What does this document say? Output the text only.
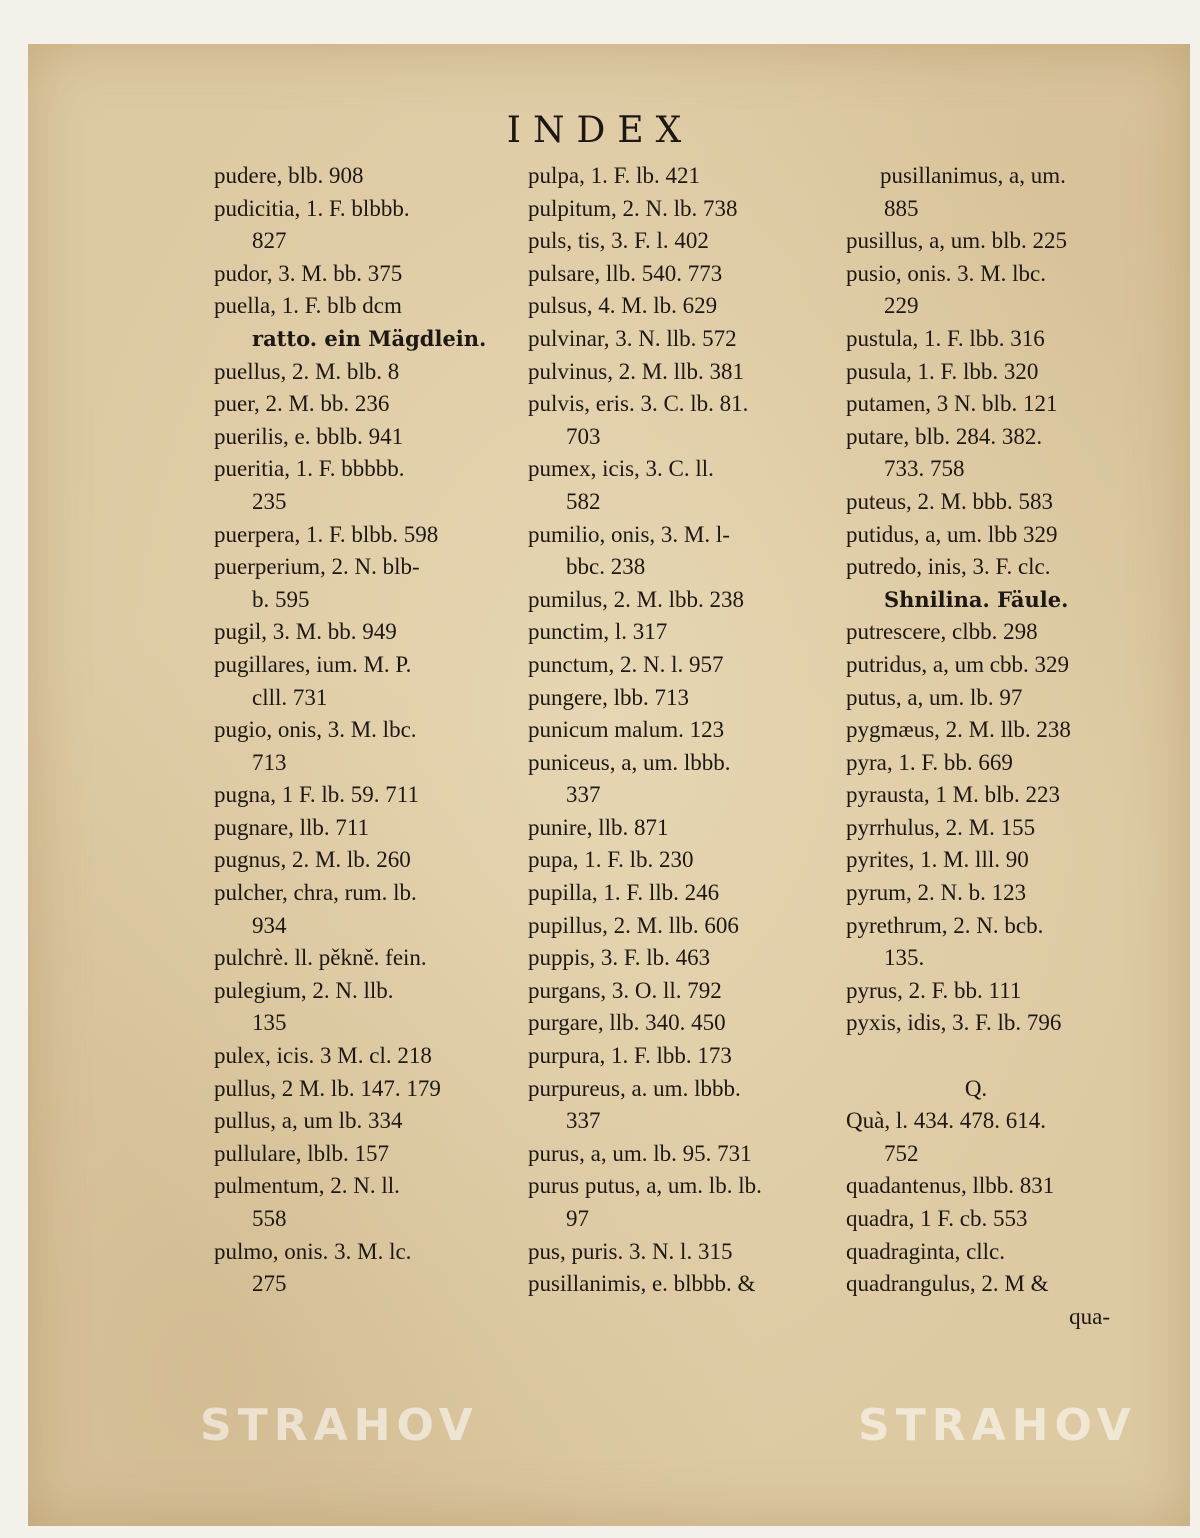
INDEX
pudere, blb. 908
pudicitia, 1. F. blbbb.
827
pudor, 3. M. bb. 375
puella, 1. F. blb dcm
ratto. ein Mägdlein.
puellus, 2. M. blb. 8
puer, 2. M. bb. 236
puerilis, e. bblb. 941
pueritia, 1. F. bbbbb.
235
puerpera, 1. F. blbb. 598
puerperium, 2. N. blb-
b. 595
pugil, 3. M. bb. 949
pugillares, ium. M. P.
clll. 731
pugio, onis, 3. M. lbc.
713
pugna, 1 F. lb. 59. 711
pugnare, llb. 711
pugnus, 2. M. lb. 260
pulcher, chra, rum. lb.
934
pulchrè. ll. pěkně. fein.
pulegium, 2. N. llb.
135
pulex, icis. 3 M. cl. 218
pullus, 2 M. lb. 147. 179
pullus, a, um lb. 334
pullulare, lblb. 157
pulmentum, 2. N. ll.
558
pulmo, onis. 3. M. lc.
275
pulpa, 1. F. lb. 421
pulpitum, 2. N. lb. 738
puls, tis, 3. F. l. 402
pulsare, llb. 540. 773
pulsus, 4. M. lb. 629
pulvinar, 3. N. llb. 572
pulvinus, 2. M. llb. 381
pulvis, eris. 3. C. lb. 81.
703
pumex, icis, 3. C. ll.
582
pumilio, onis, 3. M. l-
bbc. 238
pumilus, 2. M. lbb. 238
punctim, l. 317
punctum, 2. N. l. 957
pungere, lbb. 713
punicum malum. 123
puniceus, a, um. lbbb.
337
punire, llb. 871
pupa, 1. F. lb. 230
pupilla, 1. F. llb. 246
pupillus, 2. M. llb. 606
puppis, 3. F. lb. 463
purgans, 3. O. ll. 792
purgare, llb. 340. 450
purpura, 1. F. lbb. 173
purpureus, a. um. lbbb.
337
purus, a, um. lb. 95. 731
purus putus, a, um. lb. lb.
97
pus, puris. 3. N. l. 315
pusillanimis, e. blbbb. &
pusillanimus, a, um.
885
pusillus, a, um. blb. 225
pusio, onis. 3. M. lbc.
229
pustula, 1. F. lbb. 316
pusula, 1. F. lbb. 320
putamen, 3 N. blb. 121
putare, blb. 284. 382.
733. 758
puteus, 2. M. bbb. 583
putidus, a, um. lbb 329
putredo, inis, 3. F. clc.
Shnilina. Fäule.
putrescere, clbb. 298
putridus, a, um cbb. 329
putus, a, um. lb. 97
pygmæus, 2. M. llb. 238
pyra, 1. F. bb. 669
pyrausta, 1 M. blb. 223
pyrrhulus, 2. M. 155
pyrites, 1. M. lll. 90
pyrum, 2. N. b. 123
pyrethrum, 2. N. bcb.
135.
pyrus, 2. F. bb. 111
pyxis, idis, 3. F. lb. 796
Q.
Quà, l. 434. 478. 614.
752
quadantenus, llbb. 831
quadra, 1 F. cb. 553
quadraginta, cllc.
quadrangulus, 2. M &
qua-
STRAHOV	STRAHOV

| Exercise brief |
Without the pictures, restate each entry exactly.

| Task solution |
What does this document say? Output the text only.
INDEX
pudere, blb. 908
pudicitia, 1. F. blbbb.
827
pudor, 3. M. bb. 375
puella, 1. F. blb dcm
ratto. ein Mägdlein.
puellus, 2. M. blb. 8
puer, 2. M. bb. 236
puerilis, e. bblb. 941
pueritia, 1. F. bbbbb.
235
puerpera, 1. F. blbb. 598
puerperium, 2. N. blb-
b. 595
pugil, 3. M. bb. 949
pugillares, ium. M. P.
clll. 731
pugio, onis, 3. M. lbc.
713
pugna, 1 F. lb. 59. 711
pugnare, llb. 711
pugnus, 2. M. lb. 260
pulcher, chra, rum. lb.
934
pulchrè. ll. pěkně. fein.
pulegium, 2. N. llb.
135
pulex, icis. 3 M. cl. 218
pullus, 2 M. lb. 147. 179
pullus, a, um lb. 334
pullulare, lblb. 157
pulmentum, 2. N. ll.
558
pulmo, onis. 3. M. lc.
275
pulpa, 1. F. lb. 421
pulpitum, 2. N. lb. 738
puls, tis, 3. F. l. 402
pulsare, llb. 540. 773
pulsus, 4. M. lb. 629
pulvinar, 3. N. llb. 572
pulvinus, 2. M. llb. 381
pulvis, eris. 3. C. lb. 81.
703
pumex, icis, 3. C. ll.
582
pumilio, onis, 3. M. l-
bbc. 238
pumilus, 2. M. lbb. 238
punctim, l. 317
punctum, 2. N. l. 957
pungere, lbb. 713
punicum malum. 123
puniceus, a, um. lbbb.
337
punire, llb. 871
pupa, 1. F. lb. 230
pupilla, 1. F. llb. 246
pupillus, 2. M. llb. 606
puppis, 3. F. lb. 463
purgans, 3. O. ll. 792
purgare, llb. 340. 450
purpura, 1. F. lbb. 173
purpureus, a. um. lbbb.
337
purus, a, um. lb. 95. 731
purus putus, a, um. lb. lb.
97
pus, puris. 3. N. l. 315
pusillanimis, e. blbbb. &
pusillanimus, a, um.
885
pusillus, a, um. blb. 225
pusio, onis. 3. M. lbc.
229
pustula, 1. F. lbb. 316
pusula, 1. F. lbb. 320
putamen, 3 N. blb. 121
putare, blb. 284. 382.
733. 758
puteus, 2. M. bbb. 583
putidus, a, um. lbb 329
putredo, inis, 3. F. clc.
Shnilina. Fäule.
putrescere, clbb. 298
putridus, a, um cbb. 329
putus, a, um. lb. 97
pygmæus, 2. M. llb. 238
pyra, 1. F. bb. 669
pyrausta, 1 M. blb. 223
pyrrhulus, 2. M. 155
pyrites, 1. M. lll. 90
pyrum, 2. N. b. 123
pyrethrum, 2. N. bcb.
135.
pyrus, 2. F. bb. 111
pyxis, idis, 3. F. lb. 796
Q.
Quà, l. 434. 478. 614.
752
quadantenus, llbb. 831
quadra, 1 F. cb. 553
quadraginta, cllc.
quadrangulus, 2. M &
qua-
STRAHOV	STRAHOV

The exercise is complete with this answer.